Provided data —

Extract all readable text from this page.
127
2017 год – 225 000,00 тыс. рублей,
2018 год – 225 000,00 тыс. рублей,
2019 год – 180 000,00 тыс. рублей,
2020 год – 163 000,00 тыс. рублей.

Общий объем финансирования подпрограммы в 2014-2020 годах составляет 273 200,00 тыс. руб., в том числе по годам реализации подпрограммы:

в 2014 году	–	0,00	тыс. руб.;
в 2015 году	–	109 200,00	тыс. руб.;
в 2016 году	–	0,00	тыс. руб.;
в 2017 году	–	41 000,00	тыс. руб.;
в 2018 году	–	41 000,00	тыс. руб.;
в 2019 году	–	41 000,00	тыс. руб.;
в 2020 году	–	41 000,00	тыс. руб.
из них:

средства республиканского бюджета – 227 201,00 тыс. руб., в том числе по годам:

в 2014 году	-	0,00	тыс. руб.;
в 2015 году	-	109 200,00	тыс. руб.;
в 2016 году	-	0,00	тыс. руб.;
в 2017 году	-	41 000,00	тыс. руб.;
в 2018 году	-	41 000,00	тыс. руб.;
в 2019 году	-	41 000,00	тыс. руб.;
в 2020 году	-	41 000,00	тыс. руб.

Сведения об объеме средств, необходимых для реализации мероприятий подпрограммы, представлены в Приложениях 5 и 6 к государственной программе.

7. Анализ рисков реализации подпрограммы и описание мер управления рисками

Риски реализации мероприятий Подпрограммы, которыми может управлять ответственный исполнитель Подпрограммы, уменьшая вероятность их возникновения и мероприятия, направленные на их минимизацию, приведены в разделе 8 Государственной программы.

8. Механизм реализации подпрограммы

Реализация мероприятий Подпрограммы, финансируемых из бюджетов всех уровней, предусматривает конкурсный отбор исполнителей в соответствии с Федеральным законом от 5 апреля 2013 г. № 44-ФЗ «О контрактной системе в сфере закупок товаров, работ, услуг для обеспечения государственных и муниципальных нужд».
...
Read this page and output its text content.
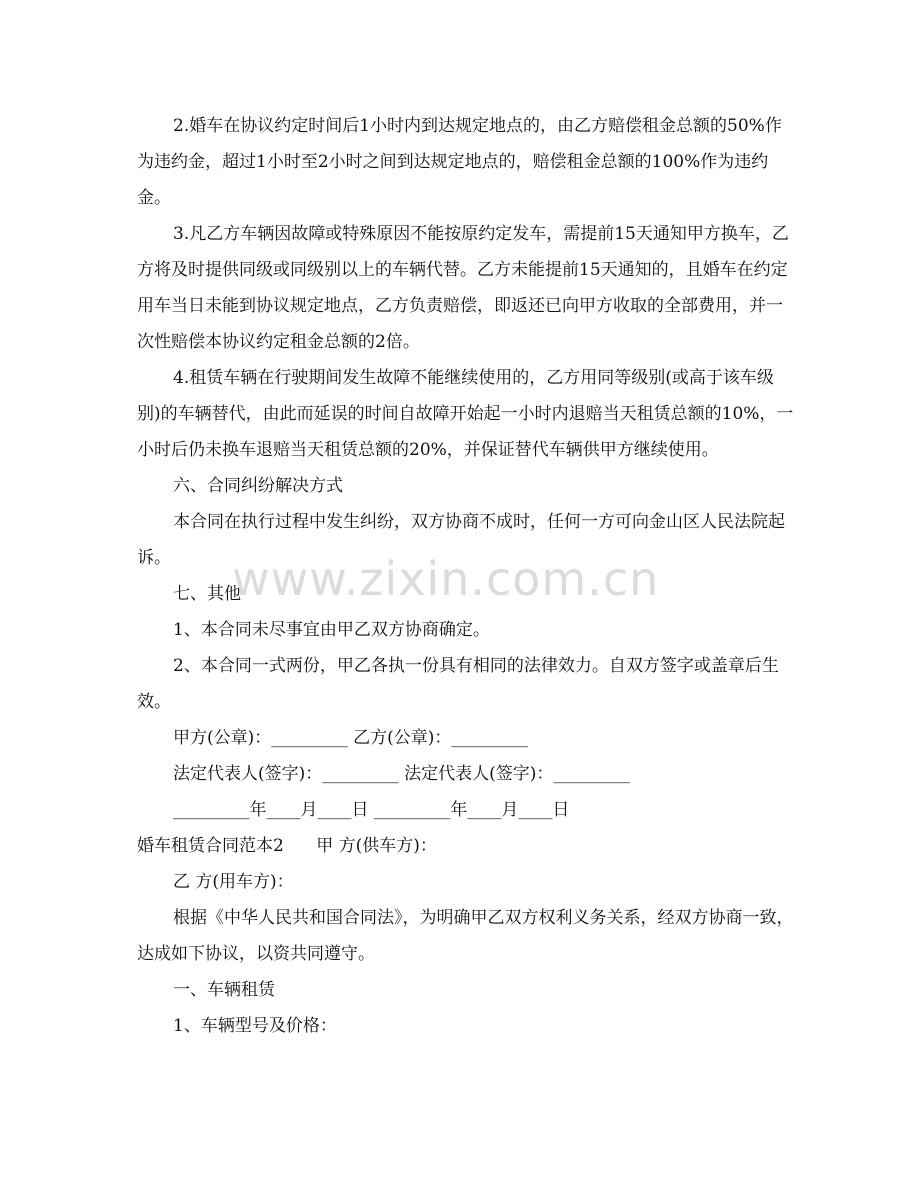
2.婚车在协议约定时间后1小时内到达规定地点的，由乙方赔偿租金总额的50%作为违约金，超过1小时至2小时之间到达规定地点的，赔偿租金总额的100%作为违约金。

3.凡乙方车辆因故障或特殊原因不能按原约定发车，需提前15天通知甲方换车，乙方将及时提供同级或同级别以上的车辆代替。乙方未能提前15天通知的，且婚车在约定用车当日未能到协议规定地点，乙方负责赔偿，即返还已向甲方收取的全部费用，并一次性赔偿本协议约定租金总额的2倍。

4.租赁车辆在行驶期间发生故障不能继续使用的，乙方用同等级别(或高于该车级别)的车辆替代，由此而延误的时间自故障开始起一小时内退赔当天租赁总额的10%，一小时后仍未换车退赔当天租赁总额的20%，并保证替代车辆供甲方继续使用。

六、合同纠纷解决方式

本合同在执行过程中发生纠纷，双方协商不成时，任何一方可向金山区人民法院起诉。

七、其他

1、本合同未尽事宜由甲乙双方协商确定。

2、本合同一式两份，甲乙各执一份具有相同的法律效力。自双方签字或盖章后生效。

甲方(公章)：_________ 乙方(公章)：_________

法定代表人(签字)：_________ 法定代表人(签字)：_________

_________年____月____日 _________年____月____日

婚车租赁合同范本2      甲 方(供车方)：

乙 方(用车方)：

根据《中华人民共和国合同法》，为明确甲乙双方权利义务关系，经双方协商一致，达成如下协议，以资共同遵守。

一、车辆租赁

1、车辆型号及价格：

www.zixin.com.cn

Problem — Read through the entries and copy every line that includes "page".

Correct output —
Extract all readable text from this page.
Read this page and output its text content.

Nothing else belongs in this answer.